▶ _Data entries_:
######

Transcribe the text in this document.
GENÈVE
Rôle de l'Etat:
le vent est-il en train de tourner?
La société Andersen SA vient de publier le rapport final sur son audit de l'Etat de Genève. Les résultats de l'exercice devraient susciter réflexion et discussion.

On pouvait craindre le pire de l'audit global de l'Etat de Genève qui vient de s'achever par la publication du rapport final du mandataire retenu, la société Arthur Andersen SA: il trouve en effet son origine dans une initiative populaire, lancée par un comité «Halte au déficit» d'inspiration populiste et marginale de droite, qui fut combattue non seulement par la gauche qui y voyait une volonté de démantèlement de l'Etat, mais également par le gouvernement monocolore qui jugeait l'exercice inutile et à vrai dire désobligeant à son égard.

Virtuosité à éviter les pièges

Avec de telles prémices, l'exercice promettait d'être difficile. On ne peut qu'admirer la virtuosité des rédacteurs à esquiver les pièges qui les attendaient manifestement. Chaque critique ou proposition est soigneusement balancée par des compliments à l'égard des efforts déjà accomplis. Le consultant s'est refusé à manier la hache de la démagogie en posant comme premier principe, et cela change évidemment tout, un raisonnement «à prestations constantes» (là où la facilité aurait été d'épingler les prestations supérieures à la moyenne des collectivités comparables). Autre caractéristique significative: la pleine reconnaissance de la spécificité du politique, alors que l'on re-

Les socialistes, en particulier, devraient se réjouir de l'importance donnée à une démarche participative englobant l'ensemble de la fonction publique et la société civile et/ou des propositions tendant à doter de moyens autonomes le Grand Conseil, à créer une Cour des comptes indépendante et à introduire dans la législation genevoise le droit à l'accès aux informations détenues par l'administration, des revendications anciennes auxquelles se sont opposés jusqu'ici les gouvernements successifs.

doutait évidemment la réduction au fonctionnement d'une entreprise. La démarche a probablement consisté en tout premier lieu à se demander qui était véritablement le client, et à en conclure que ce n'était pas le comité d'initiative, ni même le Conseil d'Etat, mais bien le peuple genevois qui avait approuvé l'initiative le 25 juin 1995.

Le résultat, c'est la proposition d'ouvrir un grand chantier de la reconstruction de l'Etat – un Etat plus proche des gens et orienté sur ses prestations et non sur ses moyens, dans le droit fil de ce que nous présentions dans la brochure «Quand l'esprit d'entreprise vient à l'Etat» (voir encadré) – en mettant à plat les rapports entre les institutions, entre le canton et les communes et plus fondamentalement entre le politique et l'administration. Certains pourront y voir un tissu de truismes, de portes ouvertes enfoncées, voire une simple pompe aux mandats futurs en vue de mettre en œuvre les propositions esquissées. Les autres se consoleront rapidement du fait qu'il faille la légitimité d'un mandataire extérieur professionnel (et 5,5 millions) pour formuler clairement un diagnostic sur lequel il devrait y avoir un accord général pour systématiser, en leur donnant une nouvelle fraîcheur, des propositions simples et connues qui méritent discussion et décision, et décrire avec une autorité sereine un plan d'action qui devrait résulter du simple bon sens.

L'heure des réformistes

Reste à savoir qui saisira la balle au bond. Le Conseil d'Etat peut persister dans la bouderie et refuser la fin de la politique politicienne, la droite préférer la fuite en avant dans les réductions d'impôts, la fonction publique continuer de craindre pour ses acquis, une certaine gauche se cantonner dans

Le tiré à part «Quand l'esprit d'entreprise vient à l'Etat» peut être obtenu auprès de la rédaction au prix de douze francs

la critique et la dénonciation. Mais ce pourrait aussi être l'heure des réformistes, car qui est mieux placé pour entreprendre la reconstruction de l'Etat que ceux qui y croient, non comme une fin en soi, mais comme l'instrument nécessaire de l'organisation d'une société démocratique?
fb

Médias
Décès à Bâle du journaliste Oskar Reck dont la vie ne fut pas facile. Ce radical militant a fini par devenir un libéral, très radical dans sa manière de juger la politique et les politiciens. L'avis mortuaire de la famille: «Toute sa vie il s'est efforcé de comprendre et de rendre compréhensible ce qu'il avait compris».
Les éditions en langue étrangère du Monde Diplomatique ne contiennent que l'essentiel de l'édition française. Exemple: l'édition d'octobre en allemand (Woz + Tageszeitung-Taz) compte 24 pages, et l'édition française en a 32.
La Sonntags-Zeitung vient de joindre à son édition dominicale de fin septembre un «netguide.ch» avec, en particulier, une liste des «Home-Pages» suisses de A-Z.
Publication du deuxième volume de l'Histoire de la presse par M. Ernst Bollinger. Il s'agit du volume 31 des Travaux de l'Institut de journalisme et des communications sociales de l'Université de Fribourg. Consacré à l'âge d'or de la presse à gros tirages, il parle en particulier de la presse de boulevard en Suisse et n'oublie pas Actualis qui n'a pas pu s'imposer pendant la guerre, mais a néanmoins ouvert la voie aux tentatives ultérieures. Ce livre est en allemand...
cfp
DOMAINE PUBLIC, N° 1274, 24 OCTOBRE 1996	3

######

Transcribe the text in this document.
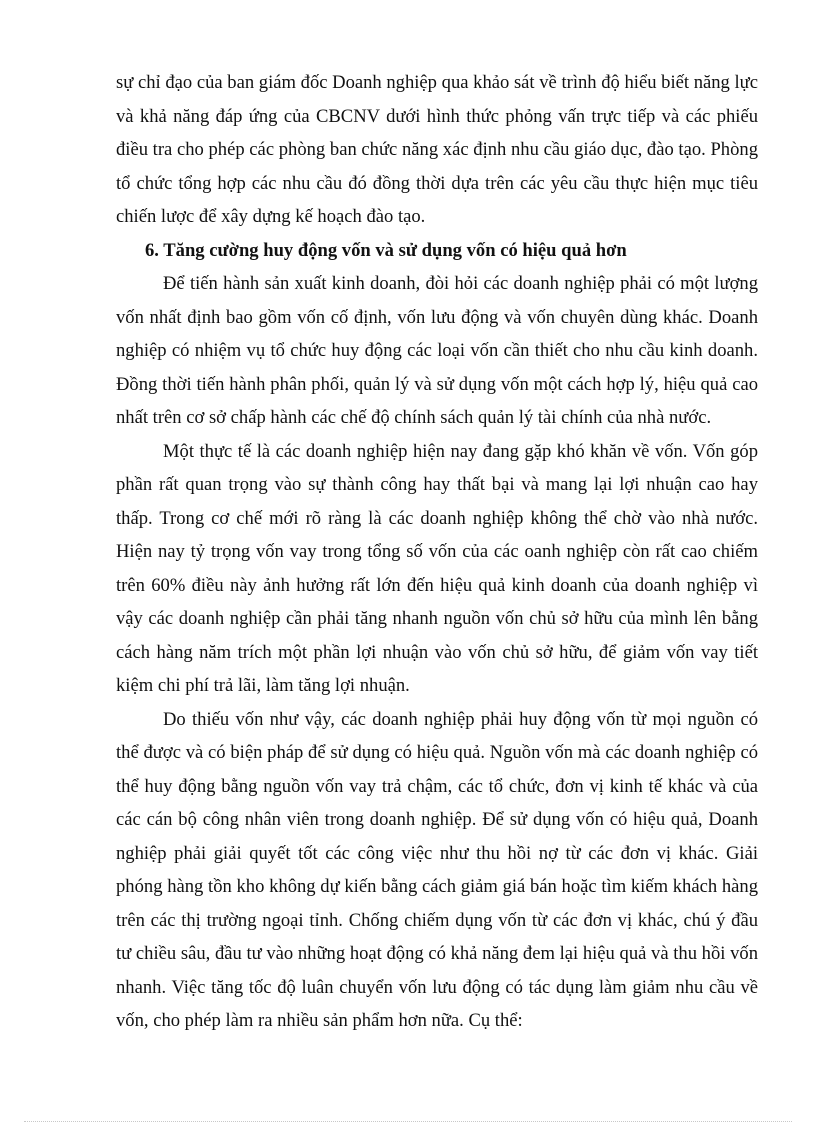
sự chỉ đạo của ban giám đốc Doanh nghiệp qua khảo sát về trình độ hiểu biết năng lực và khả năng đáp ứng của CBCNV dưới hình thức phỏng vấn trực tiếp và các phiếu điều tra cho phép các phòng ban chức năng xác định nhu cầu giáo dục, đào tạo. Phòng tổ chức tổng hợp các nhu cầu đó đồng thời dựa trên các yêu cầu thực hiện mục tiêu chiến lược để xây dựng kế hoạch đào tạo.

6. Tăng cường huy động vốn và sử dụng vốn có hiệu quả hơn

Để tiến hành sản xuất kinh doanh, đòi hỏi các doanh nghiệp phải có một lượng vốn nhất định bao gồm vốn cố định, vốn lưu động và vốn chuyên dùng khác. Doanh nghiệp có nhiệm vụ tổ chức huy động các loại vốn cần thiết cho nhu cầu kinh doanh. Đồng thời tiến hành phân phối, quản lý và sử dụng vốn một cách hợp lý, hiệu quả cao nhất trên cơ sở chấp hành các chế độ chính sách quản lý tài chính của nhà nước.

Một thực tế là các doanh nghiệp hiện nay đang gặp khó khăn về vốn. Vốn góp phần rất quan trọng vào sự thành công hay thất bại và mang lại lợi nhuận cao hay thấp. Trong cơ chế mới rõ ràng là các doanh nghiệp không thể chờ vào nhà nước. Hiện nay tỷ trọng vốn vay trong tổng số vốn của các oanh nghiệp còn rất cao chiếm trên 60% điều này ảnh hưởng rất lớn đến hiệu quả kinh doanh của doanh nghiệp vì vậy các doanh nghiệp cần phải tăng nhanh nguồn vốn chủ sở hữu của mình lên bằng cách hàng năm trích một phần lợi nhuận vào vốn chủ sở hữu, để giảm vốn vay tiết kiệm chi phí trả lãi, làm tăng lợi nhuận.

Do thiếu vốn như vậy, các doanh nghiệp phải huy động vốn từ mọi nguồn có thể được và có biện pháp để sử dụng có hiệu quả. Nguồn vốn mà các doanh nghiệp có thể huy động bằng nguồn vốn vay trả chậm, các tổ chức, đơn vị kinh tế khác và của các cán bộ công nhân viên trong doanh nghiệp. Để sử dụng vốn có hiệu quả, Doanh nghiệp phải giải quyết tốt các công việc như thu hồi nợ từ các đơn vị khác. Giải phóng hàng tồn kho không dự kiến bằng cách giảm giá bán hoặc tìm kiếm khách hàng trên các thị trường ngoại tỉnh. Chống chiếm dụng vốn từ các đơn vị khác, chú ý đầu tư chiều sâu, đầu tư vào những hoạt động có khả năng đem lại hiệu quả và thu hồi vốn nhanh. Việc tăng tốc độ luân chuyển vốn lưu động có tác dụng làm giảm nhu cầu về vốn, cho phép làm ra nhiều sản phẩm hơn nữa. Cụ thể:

######

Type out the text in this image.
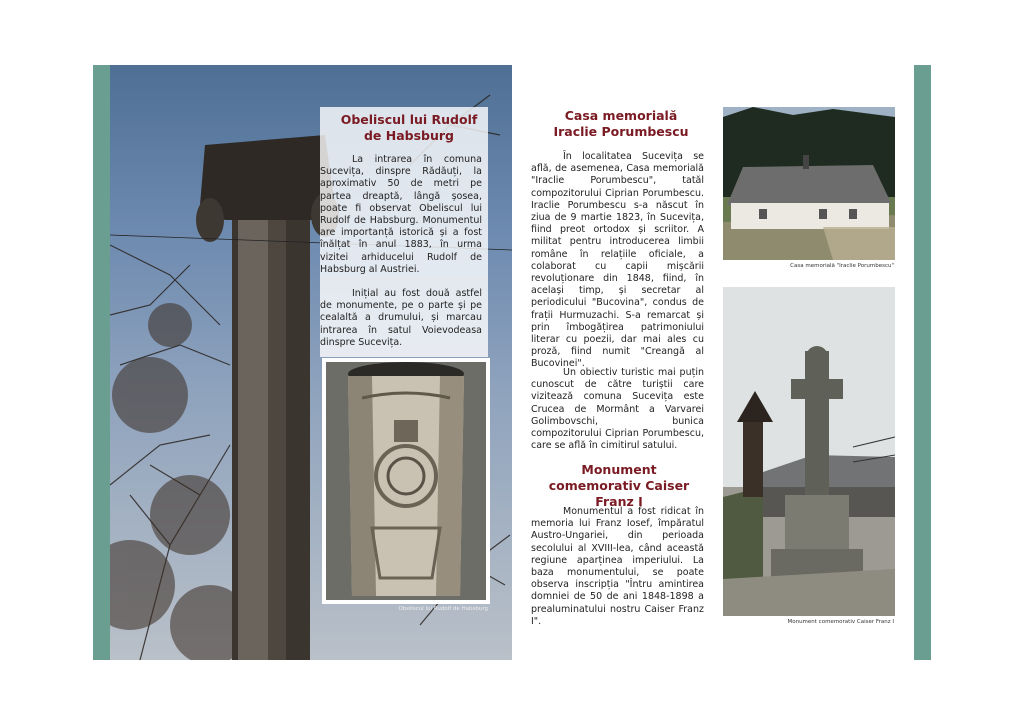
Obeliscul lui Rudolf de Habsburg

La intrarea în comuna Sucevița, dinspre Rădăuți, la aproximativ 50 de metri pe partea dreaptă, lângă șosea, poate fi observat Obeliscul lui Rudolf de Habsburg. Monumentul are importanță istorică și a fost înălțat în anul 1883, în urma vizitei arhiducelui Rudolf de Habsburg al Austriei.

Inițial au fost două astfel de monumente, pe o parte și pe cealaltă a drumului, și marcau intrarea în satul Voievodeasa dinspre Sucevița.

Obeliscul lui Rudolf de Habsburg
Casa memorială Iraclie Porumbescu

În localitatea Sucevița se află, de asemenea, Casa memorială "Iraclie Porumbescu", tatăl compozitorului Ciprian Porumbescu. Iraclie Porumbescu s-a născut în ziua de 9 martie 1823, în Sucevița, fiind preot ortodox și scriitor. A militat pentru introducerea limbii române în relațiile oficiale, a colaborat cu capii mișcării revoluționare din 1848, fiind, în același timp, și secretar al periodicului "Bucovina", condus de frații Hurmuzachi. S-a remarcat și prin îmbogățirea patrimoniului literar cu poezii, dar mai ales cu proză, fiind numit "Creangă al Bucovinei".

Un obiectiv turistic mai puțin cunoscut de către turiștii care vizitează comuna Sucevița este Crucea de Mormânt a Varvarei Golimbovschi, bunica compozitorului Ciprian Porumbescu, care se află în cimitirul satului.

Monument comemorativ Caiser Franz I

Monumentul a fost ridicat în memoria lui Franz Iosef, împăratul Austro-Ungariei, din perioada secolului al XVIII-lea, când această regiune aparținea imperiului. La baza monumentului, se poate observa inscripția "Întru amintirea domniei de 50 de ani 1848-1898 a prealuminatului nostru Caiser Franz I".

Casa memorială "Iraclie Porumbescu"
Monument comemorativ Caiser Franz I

######

▶ _Do this_: Copy out all lines from the material above that contain the string "réformistes".

▶ _Reply_:
L'heure des réformistes
la critique et la dénonciation. Mais ce pourrait aussi être l'heure des réformistes, car qui est mieux placé pour entreprendre la reconstruction de l'Etat que ceux qui y croient, non comme une fin en soi, mais comme l'instrument nécessaire de l'organisation d'une société démocratique?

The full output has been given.